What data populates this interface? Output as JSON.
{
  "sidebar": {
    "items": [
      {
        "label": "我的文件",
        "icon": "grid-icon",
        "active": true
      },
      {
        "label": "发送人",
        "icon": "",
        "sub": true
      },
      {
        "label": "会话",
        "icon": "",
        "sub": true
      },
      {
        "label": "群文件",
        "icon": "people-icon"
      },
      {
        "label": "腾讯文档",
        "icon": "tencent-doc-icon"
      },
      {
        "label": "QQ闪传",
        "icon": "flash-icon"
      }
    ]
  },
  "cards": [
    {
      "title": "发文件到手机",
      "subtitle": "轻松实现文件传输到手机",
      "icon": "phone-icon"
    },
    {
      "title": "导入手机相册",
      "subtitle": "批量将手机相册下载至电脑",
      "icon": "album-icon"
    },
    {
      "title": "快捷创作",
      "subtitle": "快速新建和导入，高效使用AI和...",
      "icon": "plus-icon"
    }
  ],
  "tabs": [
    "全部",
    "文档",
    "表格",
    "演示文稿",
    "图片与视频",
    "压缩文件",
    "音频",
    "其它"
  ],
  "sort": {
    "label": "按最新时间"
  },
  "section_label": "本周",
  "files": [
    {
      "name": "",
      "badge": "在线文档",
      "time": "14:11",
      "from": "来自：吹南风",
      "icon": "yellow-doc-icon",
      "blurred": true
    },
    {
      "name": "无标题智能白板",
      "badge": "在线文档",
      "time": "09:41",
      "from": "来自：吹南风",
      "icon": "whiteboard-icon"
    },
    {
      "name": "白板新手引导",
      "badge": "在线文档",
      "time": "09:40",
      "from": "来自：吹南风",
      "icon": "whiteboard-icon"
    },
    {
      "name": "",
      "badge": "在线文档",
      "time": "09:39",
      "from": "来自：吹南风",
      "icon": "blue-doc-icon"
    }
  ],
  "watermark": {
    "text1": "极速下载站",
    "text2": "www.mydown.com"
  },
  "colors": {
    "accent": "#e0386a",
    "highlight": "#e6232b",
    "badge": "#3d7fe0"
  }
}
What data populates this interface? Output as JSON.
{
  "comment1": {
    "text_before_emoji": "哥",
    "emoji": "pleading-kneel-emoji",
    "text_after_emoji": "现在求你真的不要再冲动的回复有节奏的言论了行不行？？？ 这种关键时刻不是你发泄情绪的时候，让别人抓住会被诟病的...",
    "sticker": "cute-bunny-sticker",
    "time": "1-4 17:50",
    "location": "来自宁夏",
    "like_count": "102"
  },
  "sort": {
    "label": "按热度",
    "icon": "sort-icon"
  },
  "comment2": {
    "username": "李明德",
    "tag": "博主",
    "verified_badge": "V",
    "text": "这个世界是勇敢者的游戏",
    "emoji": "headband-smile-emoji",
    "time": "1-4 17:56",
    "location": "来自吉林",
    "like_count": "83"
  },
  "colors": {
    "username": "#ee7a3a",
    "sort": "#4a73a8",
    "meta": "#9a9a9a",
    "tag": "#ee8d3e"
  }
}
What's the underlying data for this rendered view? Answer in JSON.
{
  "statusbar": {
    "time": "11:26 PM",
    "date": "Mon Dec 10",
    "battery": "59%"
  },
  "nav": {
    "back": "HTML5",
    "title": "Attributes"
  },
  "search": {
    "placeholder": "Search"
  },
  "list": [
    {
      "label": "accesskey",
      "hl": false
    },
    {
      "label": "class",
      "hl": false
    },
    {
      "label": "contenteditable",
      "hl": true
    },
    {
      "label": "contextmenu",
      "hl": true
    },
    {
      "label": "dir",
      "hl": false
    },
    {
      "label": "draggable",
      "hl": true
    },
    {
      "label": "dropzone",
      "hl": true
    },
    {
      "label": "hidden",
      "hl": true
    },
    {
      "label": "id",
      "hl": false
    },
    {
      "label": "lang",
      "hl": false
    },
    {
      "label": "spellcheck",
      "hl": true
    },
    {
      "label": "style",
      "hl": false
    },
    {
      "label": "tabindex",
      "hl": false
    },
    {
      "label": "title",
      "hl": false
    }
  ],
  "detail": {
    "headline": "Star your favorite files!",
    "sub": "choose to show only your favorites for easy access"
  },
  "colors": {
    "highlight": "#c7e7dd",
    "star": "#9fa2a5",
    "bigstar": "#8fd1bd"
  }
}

++++++

Work to do: Report how many lines in these entries contain "subtitle". Answer with the number only.

Solution to the problem: 3